DESCRIPTION OF THE TASK –
Please quote every line word for word.

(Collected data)
*****

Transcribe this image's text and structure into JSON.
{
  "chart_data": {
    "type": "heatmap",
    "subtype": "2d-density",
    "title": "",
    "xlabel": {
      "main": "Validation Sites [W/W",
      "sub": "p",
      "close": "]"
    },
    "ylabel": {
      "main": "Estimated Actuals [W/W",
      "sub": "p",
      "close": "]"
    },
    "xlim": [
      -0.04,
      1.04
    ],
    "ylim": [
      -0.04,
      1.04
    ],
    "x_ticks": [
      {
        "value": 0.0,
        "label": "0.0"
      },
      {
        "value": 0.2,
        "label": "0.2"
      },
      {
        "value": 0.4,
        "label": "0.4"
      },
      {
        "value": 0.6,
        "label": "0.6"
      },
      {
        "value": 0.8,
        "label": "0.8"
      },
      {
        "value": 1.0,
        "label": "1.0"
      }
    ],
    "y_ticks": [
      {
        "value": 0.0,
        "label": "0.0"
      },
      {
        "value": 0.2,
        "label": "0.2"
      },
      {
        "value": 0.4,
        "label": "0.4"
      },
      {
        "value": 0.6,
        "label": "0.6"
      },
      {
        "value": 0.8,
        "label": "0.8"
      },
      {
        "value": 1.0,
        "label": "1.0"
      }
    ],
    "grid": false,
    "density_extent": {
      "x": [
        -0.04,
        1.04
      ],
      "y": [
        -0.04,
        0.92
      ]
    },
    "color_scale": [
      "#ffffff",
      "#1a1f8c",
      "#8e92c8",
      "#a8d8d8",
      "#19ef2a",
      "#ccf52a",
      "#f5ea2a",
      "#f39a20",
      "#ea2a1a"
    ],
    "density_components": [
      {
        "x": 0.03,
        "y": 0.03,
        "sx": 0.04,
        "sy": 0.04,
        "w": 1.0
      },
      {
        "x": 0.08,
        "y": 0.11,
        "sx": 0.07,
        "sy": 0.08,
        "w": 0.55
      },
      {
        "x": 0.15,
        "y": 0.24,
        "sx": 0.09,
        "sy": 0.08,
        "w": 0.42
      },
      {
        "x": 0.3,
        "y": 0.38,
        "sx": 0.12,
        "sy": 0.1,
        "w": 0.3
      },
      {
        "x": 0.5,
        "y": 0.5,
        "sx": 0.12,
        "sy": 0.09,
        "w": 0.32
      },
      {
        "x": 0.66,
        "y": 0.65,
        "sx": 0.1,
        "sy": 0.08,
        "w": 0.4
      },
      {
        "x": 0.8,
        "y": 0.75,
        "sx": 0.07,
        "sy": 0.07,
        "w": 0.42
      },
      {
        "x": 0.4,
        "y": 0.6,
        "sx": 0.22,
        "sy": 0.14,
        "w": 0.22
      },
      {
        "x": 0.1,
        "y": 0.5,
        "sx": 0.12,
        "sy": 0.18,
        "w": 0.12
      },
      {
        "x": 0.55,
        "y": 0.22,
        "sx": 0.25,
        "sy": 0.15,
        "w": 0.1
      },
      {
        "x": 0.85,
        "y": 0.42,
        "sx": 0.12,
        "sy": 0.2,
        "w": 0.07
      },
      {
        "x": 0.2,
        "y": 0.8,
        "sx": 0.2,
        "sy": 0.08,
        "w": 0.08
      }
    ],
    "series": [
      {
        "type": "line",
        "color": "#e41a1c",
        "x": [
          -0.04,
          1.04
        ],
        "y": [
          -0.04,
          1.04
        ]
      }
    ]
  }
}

*****

THE ANSWER –
Transcribe this image's text and structure into JSON.
{
  "chart_data": {
    "type": "heatmap",
    "subtype": "2d-density",
    "title": "",
    "xlabel": {
      "main": "Validation Sites [W/W",
      "sub": "p",
      "close": "]"
    },
    "ylabel": {
      "main": "Estimated Actuals [W/W",
      "sub": "p",
      "close": "]"
    },
    "xlim": [
      -0.04,
      1.04
    ],
    "ylim": [
      -0.04,
      1.04
    ],
    "x_ticks": [
      {
        "value": 0.0,
        "label": "0.0"
      },
      {
        "value": 0.2,
        "label": "0.2"
      },
      {
        "value": 0.4,
        "label": "0.4"
      },
      {
        "value": 0.6,
        "label": "0.6"
      },
      {
        "value": 0.8,
        "label": "0.8"
      },
      {
        "value": 1.0,
        "label": "1.0"
      }
    ],
    "y_ticks": [
      {
        "value": 0.0,
        "label": "0.0"
      },
      {
        "value": 0.2,
        "label": "0.2"
      },
      {
        "value": 0.4,
        "label": "0.4"
      },
      {
        "value": 0.6,
        "label": "0.6"
      },
      {
        "value": 0.8,
        "label": "0.8"
      },
      {
        "value": 1.0,
        "label": "1.0"
      }
    ],
    "grid": false,
    "density_extent": {
      "x": [
        -0.04,
        1.04
      ],
      "y": [
        -0.04,
        0.92
      ]
    },
    "color_scale": [
      "#ffffff",
      "#1a1f8c",
      "#8e92c8",
      "#a8d8d8",
      "#19ef2a",
      "#ccf52a",
      "#f5ea2a",
      "#f39a20",
      "#ea2a1a"
    ],
    "density_components": [
      {
        "x": 0.03,
        "y": 0.03,
        "sx": 0.04,
        "sy": 0.04,
        "w": 1.0
      },
      {
        "x": 0.08,
        "y": 0.11,
        "sx": 0.07,
        "sy": 0.08,
        "w": 0.55
      },
      {
        "x": 0.15,
        "y": 0.24,
        "sx": 0.09,
        "sy": 0.08,
        "w": 0.42
      },
      {
        "x": 0.3,
        "y": 0.38,
        "sx": 0.12,
        "sy": 0.1,
        "w": 0.3
      },
      {
        "x": 0.5,
        "y": 0.5,
        "sx": 0.12,
        "sy": 0.09,
        "w": 0.32
      },
      {
        "x": 0.66,
        "y": 0.65,
        "sx": 0.1,
        "sy": 0.08,
        "w": 0.4
      },
      {
        "x": 0.8,
        "y": 0.75,
        "sx": 0.07,
        "sy": 0.07,
        "w": 0.42
      },
      {
        "x": 0.4,
        "y": 0.6,
        "sx": 0.22,
        "sy": 0.14,
        "w": 0.22
      },
      {
        "x": 0.1,
        "y": 0.5,
        "sx": 0.12,
        "sy": 0.18,
        "w": 0.12
      },
      {
        "x": 0.55,
        "y": 0.22,
        "sx": 0.25,
        "sy": 0.15,
        "w": 0.1
      },
      {
        "x": 0.85,
        "y": 0.42,
        "sx": 0.12,
        "sy": 0.2,
        "w": 0.07
      },
      {
        "x": 0.2,
        "y": 0.8,
        "sx": 0.2,
        "sy": 0.08,
        "w": 0.08
      }
    ],
    "series": [
      {
        "type": "line",
        "color": "#e41a1c",
        "x": [
          -0.04,
          1.04
        ],
        "y": [
          -0.04,
          1.04
        ]
      }
    ]
  }
}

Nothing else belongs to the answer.